(Records from a dataset)
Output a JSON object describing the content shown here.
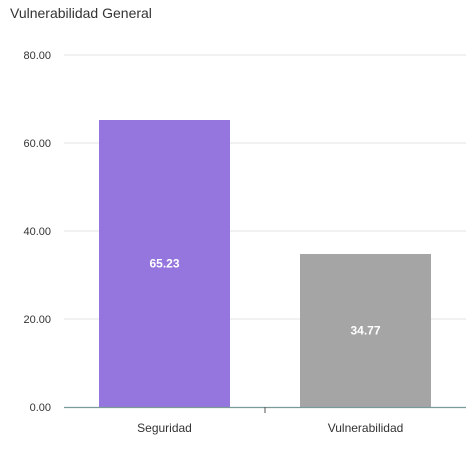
{
  "chart_data": {
    "type": "bar",
    "title": "Vulnerabilidad General",
    "categories": [
      "Seguridad",
      "Vulnerabilidad"
    ],
    "values": [
      65.23,
      34.77
    ],
    "value_labels": [
      "65.23",
      "34.77"
    ],
    "colors": [
      "#9575DE",
      "#A5A5A5"
    ],
    "ylim": [
      0,
      80
    ],
    "yticks": [
      0,
      20,
      40,
      60,
      80
    ],
    "ytick_labels": [
      "0.00",
      "20.00",
      "40.00",
      "60.00",
      "80.00"
    ],
    "grid": true,
    "legend": "none"
  }
}
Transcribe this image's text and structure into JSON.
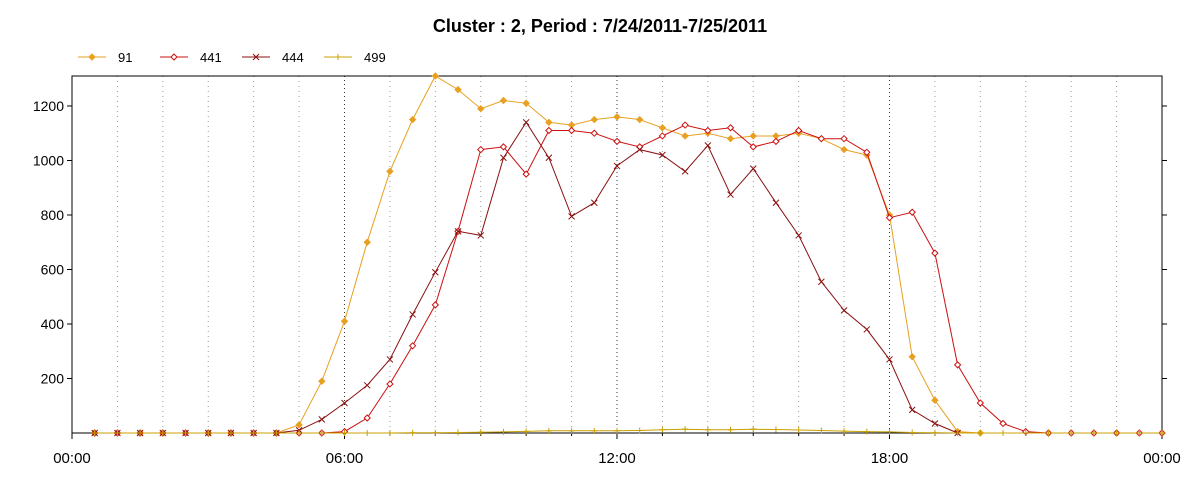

• Task goal
Images should not appear in the copy; retype the listing above exactly.

• Correct answer
Output a JSON object describing the content shown here.
{
  "chart_data": {
    "type": "bar",
    "title": "Vulnerabilidad General",
    "categories": [
      "Seguridad",
      "Vulnerabilidad"
    ],
    "values": [
      65.23,
      34.77
    ],
    "value_labels": [
      "65.23",
      "34.77"
    ],
    "colors": [
      "#9575DE",
      "#A5A5A5"
    ],
    "ylim": [
      0,
      80
    ],
    "yticks": [
      0,
      20,
      40,
      60,
      80
    ],
    "ytick_labels": [
      "0.00",
      "20.00",
      "40.00",
      "60.00",
      "80.00"
    ],
    "grid": true,
    "legend": "none"
  }
}
Transcribe this image's text and structure into JSON.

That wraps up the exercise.